→ Job
Please transcribe the data below exactly. Leave the pictures out.

Collection entries:
========

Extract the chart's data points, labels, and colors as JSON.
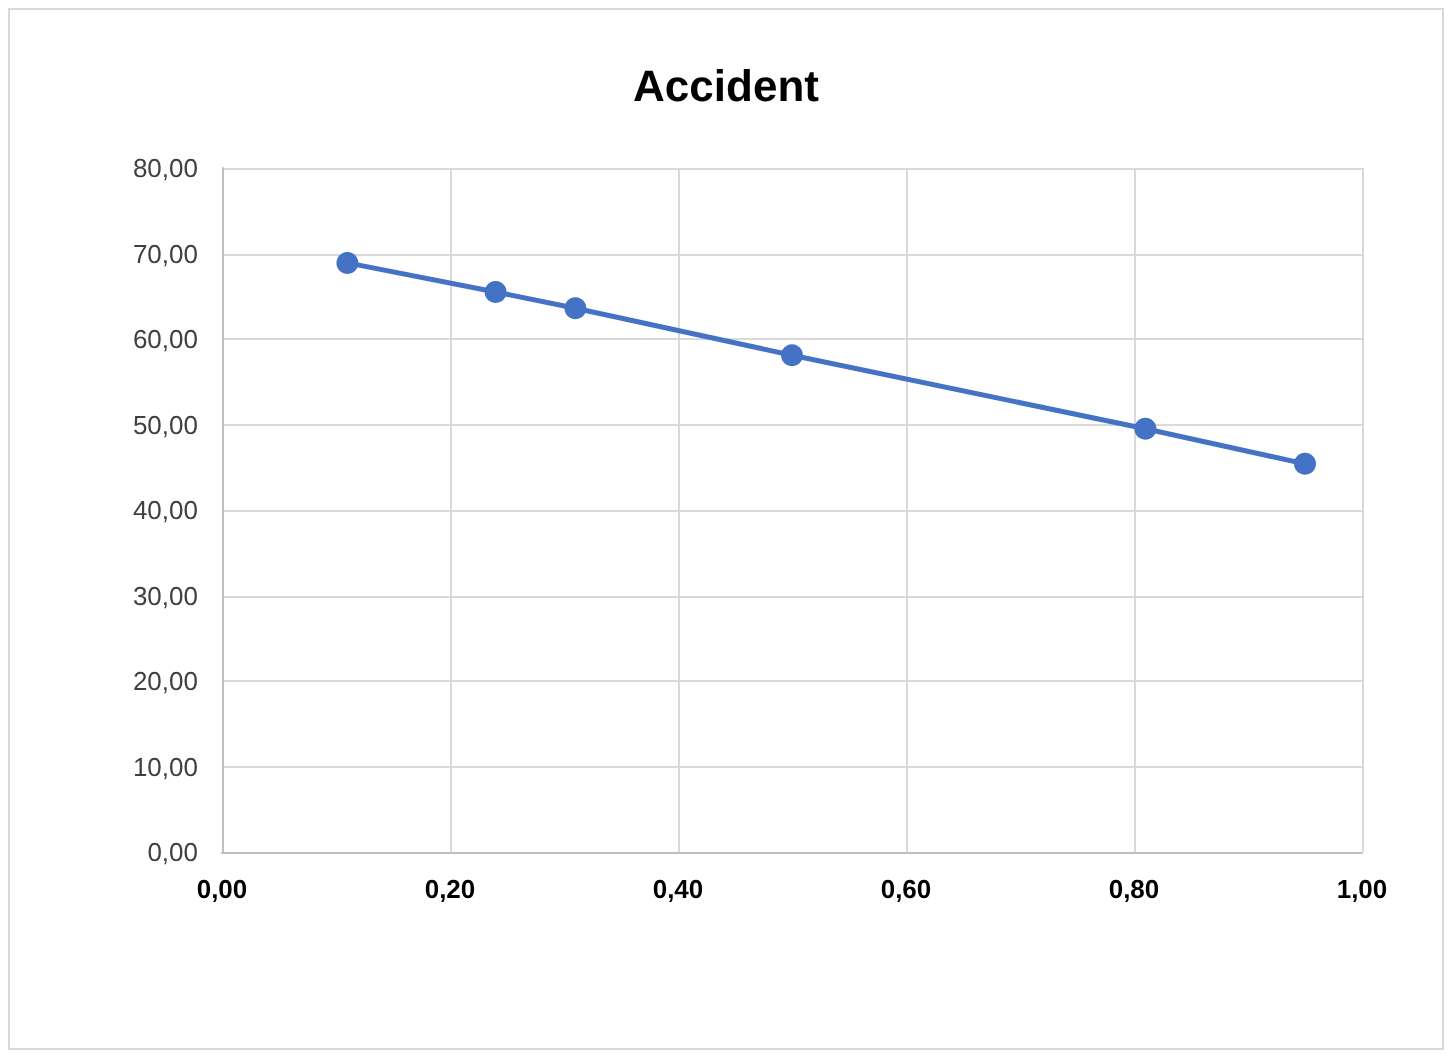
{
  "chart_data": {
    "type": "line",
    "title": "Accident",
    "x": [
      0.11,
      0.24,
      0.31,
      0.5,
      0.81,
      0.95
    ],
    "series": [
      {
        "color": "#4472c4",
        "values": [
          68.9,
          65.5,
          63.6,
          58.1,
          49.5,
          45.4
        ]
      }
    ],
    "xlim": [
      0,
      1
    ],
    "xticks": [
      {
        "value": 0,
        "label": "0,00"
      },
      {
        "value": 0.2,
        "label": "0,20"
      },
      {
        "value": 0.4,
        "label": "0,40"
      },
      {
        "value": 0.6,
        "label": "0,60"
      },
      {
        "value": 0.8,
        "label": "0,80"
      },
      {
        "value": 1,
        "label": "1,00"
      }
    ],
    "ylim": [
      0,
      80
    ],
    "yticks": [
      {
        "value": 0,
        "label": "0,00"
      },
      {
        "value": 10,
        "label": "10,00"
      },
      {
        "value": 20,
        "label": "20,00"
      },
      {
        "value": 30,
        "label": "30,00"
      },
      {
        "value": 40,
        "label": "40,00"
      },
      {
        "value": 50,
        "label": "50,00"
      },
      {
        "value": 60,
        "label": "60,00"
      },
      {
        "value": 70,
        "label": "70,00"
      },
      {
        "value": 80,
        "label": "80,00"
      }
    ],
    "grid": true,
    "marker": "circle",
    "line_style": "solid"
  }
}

========

→ Output below
Extract the chart's data points, labels, and colors as JSON.
{
  "chart_data": {
    "type": "line",
    "title": "Accident",
    "x": [
      0.11,
      0.24,
      0.31,
      0.5,
      0.81,
      0.95
    ],
    "series": [
      {
        "color": "#4472c4",
        "values": [
          68.9,
          65.5,
          63.6,
          58.1,
          49.5,
          45.4
        ]
      }
    ],
    "xlim": [
      0,
      1
    ],
    "xticks": [
      {
        "value": 0,
        "label": "0,00"
      },
      {
        "value": 0.2,
        "label": "0,20"
      },
      {
        "value": 0.4,
        "label": "0,40"
      },
      {
        "value": 0.6,
        "label": "0,60"
      },
      {
        "value": 0.8,
        "label": "0,80"
      },
      {
        "value": 1,
        "label": "1,00"
      }
    ],
    "ylim": [
      0,
      80
    ],
    "yticks": [
      {
        "value": 0,
        "label": "0,00"
      },
      {
        "value": 10,
        "label": "10,00"
      },
      {
        "value": 20,
        "label": "20,00"
      },
      {
        "value": 30,
        "label": "30,00"
      },
      {
        "value": 40,
        "label": "40,00"
      },
      {
        "value": 50,
        "label": "50,00"
      },
      {
        "value": 60,
        "label": "60,00"
      },
      {
        "value": 70,
        "label": "70,00"
      },
      {
        "value": 80,
        "label": "80,00"
      }
    ],
    "grid": true,
    "marker": "circle",
    "line_style": "solid"
  }
}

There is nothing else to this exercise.